### Data listing

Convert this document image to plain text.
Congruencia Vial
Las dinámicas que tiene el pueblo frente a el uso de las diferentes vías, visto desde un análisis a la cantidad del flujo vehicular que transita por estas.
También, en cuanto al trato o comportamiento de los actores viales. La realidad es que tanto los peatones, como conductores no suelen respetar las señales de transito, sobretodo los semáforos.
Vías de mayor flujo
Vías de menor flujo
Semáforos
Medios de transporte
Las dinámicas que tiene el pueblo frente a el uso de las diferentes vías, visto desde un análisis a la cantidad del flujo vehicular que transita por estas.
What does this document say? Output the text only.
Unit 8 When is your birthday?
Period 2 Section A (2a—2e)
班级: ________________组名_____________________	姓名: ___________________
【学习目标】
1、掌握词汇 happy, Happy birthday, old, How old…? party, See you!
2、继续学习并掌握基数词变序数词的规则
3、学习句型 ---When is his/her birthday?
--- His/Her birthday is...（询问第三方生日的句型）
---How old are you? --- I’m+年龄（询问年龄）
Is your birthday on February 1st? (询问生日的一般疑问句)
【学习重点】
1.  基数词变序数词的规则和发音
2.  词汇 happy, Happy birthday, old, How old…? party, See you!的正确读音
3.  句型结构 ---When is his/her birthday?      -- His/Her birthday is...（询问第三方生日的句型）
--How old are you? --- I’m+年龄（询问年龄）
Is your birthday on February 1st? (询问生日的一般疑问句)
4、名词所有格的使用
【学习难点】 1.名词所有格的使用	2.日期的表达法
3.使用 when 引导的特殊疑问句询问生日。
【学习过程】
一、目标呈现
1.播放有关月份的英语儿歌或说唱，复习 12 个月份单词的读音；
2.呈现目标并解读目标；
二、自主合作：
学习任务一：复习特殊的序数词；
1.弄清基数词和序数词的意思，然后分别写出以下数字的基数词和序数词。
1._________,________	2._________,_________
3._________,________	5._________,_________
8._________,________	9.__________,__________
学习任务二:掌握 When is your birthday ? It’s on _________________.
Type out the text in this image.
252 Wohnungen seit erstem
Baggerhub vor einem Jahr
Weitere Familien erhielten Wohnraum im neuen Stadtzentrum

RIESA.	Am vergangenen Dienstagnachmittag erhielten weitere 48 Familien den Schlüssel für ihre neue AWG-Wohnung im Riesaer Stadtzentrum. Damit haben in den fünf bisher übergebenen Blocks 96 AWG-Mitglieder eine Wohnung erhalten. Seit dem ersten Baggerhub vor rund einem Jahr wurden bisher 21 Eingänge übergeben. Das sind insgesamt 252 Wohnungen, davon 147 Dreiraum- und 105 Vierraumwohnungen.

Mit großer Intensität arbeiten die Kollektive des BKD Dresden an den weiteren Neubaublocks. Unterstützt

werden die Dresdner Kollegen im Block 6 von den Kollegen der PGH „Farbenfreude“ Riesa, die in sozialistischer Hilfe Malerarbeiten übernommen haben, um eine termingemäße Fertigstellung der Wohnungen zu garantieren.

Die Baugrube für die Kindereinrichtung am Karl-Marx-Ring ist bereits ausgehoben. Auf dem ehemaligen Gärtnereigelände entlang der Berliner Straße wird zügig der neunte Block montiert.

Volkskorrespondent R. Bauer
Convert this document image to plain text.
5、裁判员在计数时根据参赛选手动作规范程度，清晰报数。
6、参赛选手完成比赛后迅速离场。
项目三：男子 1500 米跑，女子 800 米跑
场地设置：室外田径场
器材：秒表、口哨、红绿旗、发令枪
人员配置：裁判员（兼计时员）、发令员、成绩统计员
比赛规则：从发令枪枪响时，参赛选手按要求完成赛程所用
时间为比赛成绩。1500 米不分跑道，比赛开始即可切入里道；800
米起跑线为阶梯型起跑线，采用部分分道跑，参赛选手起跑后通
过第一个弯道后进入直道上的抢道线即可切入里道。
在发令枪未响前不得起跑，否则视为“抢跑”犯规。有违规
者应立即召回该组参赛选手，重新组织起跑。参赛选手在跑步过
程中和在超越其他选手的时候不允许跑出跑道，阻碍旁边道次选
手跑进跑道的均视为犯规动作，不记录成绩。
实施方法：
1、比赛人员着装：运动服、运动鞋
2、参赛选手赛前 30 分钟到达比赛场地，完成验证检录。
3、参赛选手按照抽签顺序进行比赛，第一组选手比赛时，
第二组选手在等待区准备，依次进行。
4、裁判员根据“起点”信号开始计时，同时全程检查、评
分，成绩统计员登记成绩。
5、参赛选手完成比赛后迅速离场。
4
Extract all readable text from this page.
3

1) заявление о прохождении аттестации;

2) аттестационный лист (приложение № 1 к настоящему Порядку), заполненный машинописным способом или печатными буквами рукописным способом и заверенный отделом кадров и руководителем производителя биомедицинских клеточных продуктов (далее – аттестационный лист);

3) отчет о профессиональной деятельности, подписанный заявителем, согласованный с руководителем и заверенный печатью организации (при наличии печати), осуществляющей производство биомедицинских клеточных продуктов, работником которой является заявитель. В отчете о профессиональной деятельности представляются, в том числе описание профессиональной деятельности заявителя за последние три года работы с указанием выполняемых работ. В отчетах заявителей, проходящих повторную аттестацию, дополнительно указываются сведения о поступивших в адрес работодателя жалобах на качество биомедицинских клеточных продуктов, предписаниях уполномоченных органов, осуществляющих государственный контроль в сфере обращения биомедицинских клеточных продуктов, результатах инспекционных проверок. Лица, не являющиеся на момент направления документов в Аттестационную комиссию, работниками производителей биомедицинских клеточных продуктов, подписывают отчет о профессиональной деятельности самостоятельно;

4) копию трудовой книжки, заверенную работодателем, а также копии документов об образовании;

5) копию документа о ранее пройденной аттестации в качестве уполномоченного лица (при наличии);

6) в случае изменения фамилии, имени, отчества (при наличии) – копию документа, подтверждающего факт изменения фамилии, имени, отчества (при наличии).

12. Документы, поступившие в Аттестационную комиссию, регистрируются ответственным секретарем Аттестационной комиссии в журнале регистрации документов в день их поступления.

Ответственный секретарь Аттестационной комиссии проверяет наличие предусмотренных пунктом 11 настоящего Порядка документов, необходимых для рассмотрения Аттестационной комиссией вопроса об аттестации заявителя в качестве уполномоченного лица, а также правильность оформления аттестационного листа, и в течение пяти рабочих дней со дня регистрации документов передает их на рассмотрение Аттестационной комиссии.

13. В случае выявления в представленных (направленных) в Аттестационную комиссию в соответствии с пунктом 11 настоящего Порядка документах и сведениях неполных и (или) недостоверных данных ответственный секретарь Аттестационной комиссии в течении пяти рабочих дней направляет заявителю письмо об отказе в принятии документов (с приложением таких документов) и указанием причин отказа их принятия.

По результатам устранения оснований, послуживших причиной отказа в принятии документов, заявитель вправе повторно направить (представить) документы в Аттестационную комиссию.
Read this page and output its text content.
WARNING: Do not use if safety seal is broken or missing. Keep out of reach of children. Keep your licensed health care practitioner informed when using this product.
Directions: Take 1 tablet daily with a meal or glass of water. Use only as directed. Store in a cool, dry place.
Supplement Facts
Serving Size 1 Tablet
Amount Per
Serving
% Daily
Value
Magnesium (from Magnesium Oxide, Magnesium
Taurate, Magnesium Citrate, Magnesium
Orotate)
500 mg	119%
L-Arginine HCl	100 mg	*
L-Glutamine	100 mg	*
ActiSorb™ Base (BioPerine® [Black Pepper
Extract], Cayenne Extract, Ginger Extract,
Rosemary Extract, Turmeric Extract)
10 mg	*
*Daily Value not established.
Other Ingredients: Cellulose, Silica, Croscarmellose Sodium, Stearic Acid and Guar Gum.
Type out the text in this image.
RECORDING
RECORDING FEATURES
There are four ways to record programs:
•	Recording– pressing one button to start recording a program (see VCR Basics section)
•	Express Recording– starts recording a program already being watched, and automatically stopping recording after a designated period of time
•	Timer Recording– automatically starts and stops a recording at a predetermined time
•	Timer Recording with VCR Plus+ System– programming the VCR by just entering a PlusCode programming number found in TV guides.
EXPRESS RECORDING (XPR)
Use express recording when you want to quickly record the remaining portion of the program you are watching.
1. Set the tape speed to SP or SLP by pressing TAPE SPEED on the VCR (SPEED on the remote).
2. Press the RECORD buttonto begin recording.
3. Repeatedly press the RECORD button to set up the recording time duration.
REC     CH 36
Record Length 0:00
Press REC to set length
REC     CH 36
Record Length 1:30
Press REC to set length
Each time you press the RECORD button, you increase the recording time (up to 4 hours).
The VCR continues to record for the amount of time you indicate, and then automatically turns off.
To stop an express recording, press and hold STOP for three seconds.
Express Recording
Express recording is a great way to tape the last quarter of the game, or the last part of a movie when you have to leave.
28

######

> Exercise goal: Begin with the line that contains "Read this page and output its text content." and set down each line exactly until the records above end, including the final line.

> Correct result:
Read this page and output its text content.
WARNING: Do not use if safety seal is broken or missing. Keep out of reach of children. Keep your licensed health care practitioner informed when using this product.
Directions: Take 1 tablet daily with a meal or glass of water. Use only as directed. Store in a cool, dry place.
Supplement Facts
Serving Size 1 Tablet
Amount Per
Serving
% Daily
Value
Magnesium (from Magnesium Oxide, Magnesium
Taurate, Magnesium Citrate, Magnesium
Orotate)
500 mg	119%
L-Arginine HCl	100 mg	*
L-Glutamine	100 mg	*
ActiSorb™ Base (BioPerine® [Black Pepper
Extract], Cayenne Extract, Ginger Extract,
Rosemary Extract, Turmeric Extract)
10 mg	*
*Daily Value not established.
Other Ingredients: Cellulose, Silica, Croscarmellose Sodium, Stearic Acid and Guar Gum.
Type out the text in this image.
RECORDING
RECORDING FEATURES
There are four ways to record programs:
•	Recording– pressing one button to start recording a program (see VCR Basics section)
•	Express Recording– starts recording a program already being watched, and automatically stopping recording after a designated period of time
•	Timer Recording– automatically starts and stops a recording at a predetermined time
•	Timer Recording with VCR Plus+ System– programming the VCR by just entering a PlusCode programming number found in TV guides.
EXPRESS RECORDING (XPR)
Use express recording when you want to quickly record the remaining portion of the program you are watching.
1. Set the tape speed to SP or SLP by pressing TAPE SPEED on the VCR (SPEED on the remote).
2. Press the RECORD buttonto begin recording.
3. Repeatedly press the RECORD button to set up the recording time duration.
REC     CH 36
Record Length 0:00
Press REC to set length
REC     CH 36
Record Length 1:30
Press REC to set length
Each time you press the RECORD button, you increase the recording time (up to 4 hours).
The VCR continues to record for the amount of time you indicate, and then automatically turns off.
To stop an express recording, press and hold STOP for three seconds.
Express Recording
Express recording is a great way to tape the last quarter of the game, or the last part of a movie when you have to leave.
28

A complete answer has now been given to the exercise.